**Direction:** Copy every line that mentions the word "text".

**Information shown:**
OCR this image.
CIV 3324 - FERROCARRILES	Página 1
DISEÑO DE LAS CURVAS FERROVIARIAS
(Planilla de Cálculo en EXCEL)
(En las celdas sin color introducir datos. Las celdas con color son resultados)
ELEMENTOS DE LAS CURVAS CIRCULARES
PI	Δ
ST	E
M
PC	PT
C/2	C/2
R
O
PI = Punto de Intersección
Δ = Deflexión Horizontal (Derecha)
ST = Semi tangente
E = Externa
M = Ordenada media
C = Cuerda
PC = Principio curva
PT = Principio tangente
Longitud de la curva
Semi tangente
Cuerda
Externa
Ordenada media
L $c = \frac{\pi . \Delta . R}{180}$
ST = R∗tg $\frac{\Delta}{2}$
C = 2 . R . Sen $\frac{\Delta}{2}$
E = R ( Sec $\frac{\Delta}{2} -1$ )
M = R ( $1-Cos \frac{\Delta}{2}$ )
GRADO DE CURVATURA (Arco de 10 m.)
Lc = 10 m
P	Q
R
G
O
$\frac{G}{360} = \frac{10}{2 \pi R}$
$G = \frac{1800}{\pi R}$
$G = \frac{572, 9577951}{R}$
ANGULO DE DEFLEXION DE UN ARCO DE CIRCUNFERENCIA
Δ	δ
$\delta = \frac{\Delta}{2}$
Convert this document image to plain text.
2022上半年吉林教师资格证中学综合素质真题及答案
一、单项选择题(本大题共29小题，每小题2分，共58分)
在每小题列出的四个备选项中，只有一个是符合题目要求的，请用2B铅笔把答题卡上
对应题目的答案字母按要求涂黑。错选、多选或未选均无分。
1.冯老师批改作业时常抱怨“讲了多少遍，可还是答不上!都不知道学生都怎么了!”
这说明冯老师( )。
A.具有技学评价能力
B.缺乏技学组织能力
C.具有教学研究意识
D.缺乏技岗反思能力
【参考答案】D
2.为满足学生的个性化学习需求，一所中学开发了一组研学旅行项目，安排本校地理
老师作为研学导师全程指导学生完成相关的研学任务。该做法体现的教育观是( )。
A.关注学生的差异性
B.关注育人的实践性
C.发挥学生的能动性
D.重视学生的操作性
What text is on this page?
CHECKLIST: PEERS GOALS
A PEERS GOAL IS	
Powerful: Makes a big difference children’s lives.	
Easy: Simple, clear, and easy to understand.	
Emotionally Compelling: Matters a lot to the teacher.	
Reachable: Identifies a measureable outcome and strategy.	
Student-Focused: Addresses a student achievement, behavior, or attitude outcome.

**Finished exercise:**
Convert this document image to plain text.
What text is on this page?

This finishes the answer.